## The task:
The data below should be printed in full, exactly, and without any of its images.

(Items from a figure collection)
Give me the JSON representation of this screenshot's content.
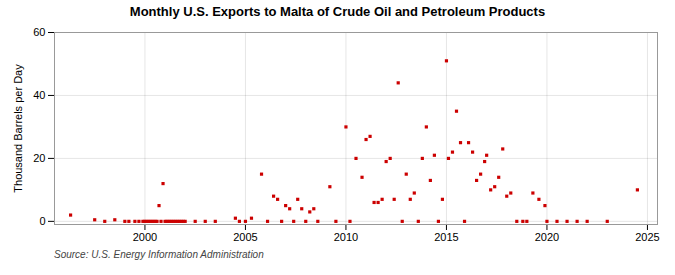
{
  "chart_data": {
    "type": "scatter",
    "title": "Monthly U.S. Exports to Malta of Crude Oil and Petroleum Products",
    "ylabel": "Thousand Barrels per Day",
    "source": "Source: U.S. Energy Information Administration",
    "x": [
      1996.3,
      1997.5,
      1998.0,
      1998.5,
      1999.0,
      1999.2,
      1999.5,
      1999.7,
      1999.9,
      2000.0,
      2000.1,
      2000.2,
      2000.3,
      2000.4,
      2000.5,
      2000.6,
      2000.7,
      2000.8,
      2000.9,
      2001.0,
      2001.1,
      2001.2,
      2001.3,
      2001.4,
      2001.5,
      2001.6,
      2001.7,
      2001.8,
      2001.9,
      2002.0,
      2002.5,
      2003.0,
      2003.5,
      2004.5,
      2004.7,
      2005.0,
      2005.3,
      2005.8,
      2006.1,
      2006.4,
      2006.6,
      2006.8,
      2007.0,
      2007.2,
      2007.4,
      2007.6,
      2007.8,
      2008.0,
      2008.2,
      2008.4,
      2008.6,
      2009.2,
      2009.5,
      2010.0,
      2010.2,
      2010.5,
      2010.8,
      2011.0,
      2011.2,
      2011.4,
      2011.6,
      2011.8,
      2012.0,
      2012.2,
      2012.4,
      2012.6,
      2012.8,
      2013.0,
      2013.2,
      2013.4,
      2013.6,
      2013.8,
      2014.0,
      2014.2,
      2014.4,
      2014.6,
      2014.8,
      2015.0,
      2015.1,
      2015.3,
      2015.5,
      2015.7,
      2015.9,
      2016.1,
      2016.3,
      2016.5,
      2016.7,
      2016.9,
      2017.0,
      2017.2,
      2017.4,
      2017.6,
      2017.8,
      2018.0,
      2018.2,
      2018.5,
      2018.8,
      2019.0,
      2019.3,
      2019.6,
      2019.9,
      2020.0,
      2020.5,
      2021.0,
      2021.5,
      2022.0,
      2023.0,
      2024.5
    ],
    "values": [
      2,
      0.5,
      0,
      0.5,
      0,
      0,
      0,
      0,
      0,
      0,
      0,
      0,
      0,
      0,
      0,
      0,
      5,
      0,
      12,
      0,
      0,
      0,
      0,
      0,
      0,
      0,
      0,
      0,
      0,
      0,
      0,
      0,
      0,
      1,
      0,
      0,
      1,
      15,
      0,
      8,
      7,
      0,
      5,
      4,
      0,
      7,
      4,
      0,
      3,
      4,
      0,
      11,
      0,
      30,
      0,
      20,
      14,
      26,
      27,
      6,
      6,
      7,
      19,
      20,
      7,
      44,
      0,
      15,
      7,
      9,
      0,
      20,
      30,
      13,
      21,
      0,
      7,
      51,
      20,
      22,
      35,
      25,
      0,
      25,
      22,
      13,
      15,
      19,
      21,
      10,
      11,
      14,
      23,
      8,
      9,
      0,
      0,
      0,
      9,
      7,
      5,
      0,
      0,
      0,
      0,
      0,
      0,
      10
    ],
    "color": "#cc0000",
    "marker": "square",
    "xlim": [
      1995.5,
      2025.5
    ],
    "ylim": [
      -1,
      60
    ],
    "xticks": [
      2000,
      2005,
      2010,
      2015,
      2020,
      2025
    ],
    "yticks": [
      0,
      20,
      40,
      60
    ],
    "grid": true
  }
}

## Final result:
Give me the JSON representation of this screenshot's content.
{
  "chart_data": {
    "type": "scatter",
    "title": "Monthly U.S. Exports to Malta of Crude Oil and Petroleum Products",
    "ylabel": "Thousand Barrels per Day",
    "source": "Source: U.S. Energy Information Administration",
    "x": [
      1996.3,
      1997.5,
      1998.0,
      1998.5,
      1999.0,
      1999.2,
      1999.5,
      1999.7,
      1999.9,
      2000.0,
      2000.1,
      2000.2,
      2000.3,
      2000.4,
      2000.5,
      2000.6,
      2000.7,
      2000.8,
      2000.9,
      2001.0,
      2001.1,
      2001.2,
      2001.3,
      2001.4,
      2001.5,
      2001.6,
      2001.7,
      2001.8,
      2001.9,
      2002.0,
      2002.5,
      2003.0,
      2003.5,
      2004.5,
      2004.7,
      2005.0,
      2005.3,
      2005.8,
      2006.1,
      2006.4,
      2006.6,
      2006.8,
      2007.0,
      2007.2,
      2007.4,
      2007.6,
      2007.8,
      2008.0,
      2008.2,
      2008.4,
      2008.6,
      2009.2,
      2009.5,
      2010.0,
      2010.2,
      2010.5,
      2010.8,
      2011.0,
      2011.2,
      2011.4,
      2011.6,
      2011.8,
      2012.0,
      2012.2,
      2012.4,
      2012.6,
      2012.8,
      2013.0,
      2013.2,
      2013.4,
      2013.6,
      2013.8,
      2014.0,
      2014.2,
      2014.4,
      2014.6,
      2014.8,
      2015.0,
      2015.1,
      2015.3,
      2015.5,
      2015.7,
      2015.9,
      2016.1,
      2016.3,
      2016.5,
      2016.7,
      2016.9,
      2017.0,
      2017.2,
      2017.4,
      2017.6,
      2017.8,
      2018.0,
      2018.2,
      2018.5,
      2018.8,
      2019.0,
      2019.3,
      2019.6,
      2019.9,
      2020.0,
      2020.5,
      2021.0,
      2021.5,
      2022.0,
      2023.0,
      2024.5
    ],
    "values": [
      2,
      0.5,
      0,
      0.5,
      0,
      0,
      0,
      0,
      0,
      0,
      0,
      0,
      0,
      0,
      0,
      0,
      5,
      0,
      12,
      0,
      0,
      0,
      0,
      0,
      0,
      0,
      0,
      0,
      0,
      0,
      0,
      0,
      0,
      1,
      0,
      0,
      1,
      15,
      0,
      8,
      7,
      0,
      5,
      4,
      0,
      7,
      4,
      0,
      3,
      4,
      0,
      11,
      0,
      30,
      0,
      20,
      14,
      26,
      27,
      6,
      6,
      7,
      19,
      20,
      7,
      44,
      0,
      15,
      7,
      9,
      0,
      20,
      30,
      13,
      21,
      0,
      7,
      51,
      20,
      22,
      35,
      25,
      0,
      25,
      22,
      13,
      15,
      19,
      21,
      10,
      11,
      14,
      23,
      8,
      9,
      0,
      0,
      0,
      9,
      7,
      5,
      0,
      0,
      0,
      0,
      0,
      0,
      10
    ],
    "color": "#cc0000",
    "marker": "square",
    "xlim": [
      1995.5,
      2025.5
    ],
    "ylim": [
      -1,
      60
    ],
    "xticks": [
      2000,
      2005,
      2010,
      2015,
      2020,
      2025
    ],
    "yticks": [
      0,
      20,
      40,
      60
    ],
    "grid": true
  }
}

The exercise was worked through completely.